Record set:
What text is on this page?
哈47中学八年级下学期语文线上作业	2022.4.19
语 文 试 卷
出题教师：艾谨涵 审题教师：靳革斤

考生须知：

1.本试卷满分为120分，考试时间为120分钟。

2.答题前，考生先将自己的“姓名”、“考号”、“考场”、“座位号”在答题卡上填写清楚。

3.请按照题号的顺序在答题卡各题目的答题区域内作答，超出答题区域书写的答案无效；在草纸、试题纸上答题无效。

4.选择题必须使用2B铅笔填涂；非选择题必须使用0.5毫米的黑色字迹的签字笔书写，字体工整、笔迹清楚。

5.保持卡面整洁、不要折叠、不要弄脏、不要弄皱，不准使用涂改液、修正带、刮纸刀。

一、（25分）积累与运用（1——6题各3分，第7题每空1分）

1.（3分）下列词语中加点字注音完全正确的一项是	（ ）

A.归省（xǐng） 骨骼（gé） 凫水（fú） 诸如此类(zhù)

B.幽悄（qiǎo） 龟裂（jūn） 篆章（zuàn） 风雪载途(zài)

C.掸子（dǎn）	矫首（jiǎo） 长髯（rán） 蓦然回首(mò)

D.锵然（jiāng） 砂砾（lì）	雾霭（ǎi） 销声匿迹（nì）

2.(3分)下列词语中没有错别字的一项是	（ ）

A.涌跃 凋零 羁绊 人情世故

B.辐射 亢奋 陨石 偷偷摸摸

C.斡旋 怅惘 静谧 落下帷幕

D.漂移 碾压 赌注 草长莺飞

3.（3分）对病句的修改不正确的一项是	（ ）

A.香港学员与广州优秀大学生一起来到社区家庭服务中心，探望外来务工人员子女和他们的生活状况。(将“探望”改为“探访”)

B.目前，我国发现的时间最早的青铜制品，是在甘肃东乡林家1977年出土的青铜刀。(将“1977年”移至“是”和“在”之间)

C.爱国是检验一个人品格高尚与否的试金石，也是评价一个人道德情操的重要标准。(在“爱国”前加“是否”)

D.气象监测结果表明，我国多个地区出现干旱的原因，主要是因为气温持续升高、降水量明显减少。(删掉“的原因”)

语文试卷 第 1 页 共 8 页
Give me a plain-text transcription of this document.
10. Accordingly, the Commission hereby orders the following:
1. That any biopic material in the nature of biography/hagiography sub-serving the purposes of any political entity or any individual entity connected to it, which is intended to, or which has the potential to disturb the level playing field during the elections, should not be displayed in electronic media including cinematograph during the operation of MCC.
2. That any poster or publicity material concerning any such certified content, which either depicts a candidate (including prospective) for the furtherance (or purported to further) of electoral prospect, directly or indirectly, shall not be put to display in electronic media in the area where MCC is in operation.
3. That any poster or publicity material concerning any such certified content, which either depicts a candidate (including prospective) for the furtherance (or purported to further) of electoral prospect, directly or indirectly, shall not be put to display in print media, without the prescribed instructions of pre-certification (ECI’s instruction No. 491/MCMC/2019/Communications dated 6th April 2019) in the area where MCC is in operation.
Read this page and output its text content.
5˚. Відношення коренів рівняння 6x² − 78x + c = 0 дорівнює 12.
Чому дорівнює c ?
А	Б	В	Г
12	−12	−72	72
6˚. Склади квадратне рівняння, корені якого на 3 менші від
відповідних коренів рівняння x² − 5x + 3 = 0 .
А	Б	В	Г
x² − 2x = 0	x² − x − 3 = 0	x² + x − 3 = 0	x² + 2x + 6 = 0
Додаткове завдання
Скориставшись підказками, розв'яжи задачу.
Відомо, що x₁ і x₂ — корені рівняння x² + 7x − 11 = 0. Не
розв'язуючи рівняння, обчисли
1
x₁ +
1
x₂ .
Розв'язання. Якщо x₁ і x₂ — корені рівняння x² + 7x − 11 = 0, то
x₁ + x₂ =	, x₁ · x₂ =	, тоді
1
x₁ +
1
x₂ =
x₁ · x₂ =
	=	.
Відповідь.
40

Your objective: Return all of the data exactly as it reads.

Written reply:
What text is on this page?
哈47中学八年级下学期语文线上作业	2022.4.19
语 文 试 卷
出题教师：艾谨涵 审题教师：靳革斤

考生须知：

1.本试卷满分为120分，考试时间为120分钟。

2.答题前，考生先将自己的“姓名”、“考号”、“考场”、“座位号”在答题卡上填写清楚。

3.请按照题号的顺序在答题卡各题目的答题区域内作答，超出答题区域书写的答案无效；在草纸、试题纸上答题无效。

4.选择题必须使用2B铅笔填涂；非选择题必须使用0.5毫米的黑色字迹的签字笔书写，字体工整、笔迹清楚。

5.保持卡面整洁、不要折叠、不要弄脏、不要弄皱，不准使用涂改液、修正带、刮纸刀。

一、（25分）积累与运用（1——6题各3分，第7题每空1分）

1.（3分）下列词语中加点字注音完全正确的一项是	（ ）

A.归省（xǐng） 骨骼（gé） 凫水（fú） 诸如此类(zhù)

B.幽悄（qiǎo） 龟裂（jūn） 篆章（zuàn） 风雪载途(zài)

C.掸子（dǎn）	矫首（jiǎo） 长髯（rán） 蓦然回首(mò)

D.锵然（jiāng） 砂砾（lì）	雾霭（ǎi） 销声匿迹（nì）

2.(3分)下列词语中没有错别字的一项是	（ ）

A.涌跃 凋零 羁绊 人情世故

B.辐射 亢奋 陨石 偷偷摸摸

C.斡旋 怅惘 静谧 落下帷幕

D.漂移 碾压 赌注 草长莺飞

3.（3分）对病句的修改不正确的一项是	（ ）

A.香港学员与广州优秀大学生一起来到社区家庭服务中心，探望外来务工人员子女和他们的生活状况。(将“探望”改为“探访”)

B.目前，我国发现的时间最早的青铜制品，是在甘肃东乡林家1977年出土的青铜刀。(将“1977年”移至“是”和“在”之间)

C.爱国是检验一个人品格高尚与否的试金石，也是评价一个人道德情操的重要标准。(在“爱国”前加“是否”)

D.气象监测结果表明，我国多个地区出现干旱的原因，主要是因为气温持续升高、降水量明显减少。(删掉“的原因”)

语文试卷 第 1 页 共 8 页
Give me a plain-text transcription of this document.
10. Accordingly, the Commission hereby orders the following:
1. That any biopic material in the nature of biography/hagiography sub-serving the purposes of any political entity or any individual entity connected to it, which is intended to, or which has the potential to disturb the level playing field during the elections, should not be displayed in electronic media including cinematograph during the operation of MCC.
2. That any poster or publicity material concerning any such certified content, which either depicts a candidate (including prospective) for the furtherance (or purported to further) of electoral prospect, directly or indirectly, shall not be put to display in electronic media in the area where MCC is in operation.
3. That any poster or publicity material concerning any such certified content, which either depicts a candidate (including prospective) for the furtherance (or purported to further) of electoral prospect, directly or indirectly, shall not be put to display in print media, without the prescribed instructions of pre-certification (ECI’s instruction No. 491/MCMC/2019/Communications dated 6th April 2019) in the area where MCC is in operation.
Read this page and output its text content.
5˚. Відношення коренів рівняння 6x² − 78x + c = 0 дорівнює 12.
Чому дорівнює c ?
А	Б	В	Г
12	−12	−72	72
6˚. Склади квадратне рівняння, корені якого на 3 менші від
відповідних коренів рівняння x² − 5x + 3 = 0 .
А	Б	В	Г
x² − 2x = 0	x² − x − 3 = 0	x² + x − 3 = 0	x² + 2x + 6 = 0
Додаткове завдання
Скориставшись підказками, розв'яжи задачу.
Відомо, що x₁ і x₂ — корені рівняння x² + 7x − 11 = 0. Не
розв'язуючи рівняння, обчисли
1
x₁ +
1
x₂ .
Розв'язання. Якщо x₁ і x₂ — корені рівняння x² + 7x − 11 = 0, то
x₁ + x₂ =	, x₁ · x₂ =	, тоді
1
x₁ +
1
x₂ =
x₁ · x₂ =
	=	.
Відповідь.
40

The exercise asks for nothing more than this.